#### [OBJECTIVE]
Write out the whole listing exactly as it stands.

#### [TASK DATA]
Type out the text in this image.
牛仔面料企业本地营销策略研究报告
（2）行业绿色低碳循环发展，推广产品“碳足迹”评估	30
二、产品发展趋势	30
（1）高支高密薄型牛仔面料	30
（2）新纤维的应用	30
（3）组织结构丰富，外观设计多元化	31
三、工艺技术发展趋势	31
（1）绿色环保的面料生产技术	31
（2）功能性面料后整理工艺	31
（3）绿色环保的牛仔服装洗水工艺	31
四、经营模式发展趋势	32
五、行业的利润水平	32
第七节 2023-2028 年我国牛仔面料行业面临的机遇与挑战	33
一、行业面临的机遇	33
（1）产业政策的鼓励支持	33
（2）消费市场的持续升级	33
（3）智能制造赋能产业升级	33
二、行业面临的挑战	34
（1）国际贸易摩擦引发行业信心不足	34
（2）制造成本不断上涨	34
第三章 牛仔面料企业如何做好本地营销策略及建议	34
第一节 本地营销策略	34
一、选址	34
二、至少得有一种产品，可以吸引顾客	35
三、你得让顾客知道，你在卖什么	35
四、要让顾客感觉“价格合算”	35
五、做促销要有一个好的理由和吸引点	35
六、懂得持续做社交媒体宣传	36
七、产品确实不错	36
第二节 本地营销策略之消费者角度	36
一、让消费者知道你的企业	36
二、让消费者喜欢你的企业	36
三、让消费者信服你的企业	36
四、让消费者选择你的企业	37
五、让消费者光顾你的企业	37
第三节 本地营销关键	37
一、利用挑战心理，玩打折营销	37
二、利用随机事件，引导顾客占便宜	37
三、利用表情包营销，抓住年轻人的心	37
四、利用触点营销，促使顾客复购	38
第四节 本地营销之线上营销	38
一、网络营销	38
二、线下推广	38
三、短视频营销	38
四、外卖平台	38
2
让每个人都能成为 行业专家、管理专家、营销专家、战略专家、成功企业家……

#### [EXERCISE RESPONSE]
Type out the text in this image.
牛仔面料企业本地营销策略研究报告
（2）行业绿色低碳循环发展，推广产品“碳足迹”评估	30
二、产品发展趋势	30
（1）高支高密薄型牛仔面料	30
（2）新纤维的应用	30
（3）组织结构丰富，外观设计多元化	31
三、工艺技术发展趋势	31
（1）绿色环保的面料生产技术	31
（2）功能性面料后整理工艺	31
（3）绿色环保的牛仔服装洗水工艺	31
四、经营模式发展趋势	32
五、行业的利润水平	32
第七节 2023-2028 年我国牛仔面料行业面临的机遇与挑战	33
一、行业面临的机遇	33
（1）产业政策的鼓励支持	33
（2）消费市场的持续升级	33
（3）智能制造赋能产业升级	33
二、行业面临的挑战	34
（1）国际贸易摩擦引发行业信心不足	34
（2）制造成本不断上涨	34
第三章 牛仔面料企业如何做好本地营销策略及建议	34
第一节 本地营销策略	34
一、选址	34
二、至少得有一种产品，可以吸引顾客	35
三、你得让顾客知道，你在卖什么	35
四、要让顾客感觉“价格合算”	35
五、做促销要有一个好的理由和吸引点	35
六、懂得持续做社交媒体宣传	36
七、产品确实不错	36
第二节 本地营销策略之消费者角度	36
一、让消费者知道你的企业	36
二、让消费者喜欢你的企业	36
三、让消费者信服你的企业	36
四、让消费者选择你的企业	37
五、让消费者光顾你的企业	37
第三节 本地营销关键	37
一、利用挑战心理，玩打折营销	37
二、利用随机事件，引导顾客占便宜	37
三、利用表情包营销，抓住年轻人的心	37
四、利用触点营销，促使顾客复购	38
第四节 本地营销之线上营销	38
一、网络营销	38
二、线下推广	38
三、短视频营销	38
四、外卖平台	38
2
让每个人都能成为 行业专家、管理专家、营销专家、战略专家、成功企业家……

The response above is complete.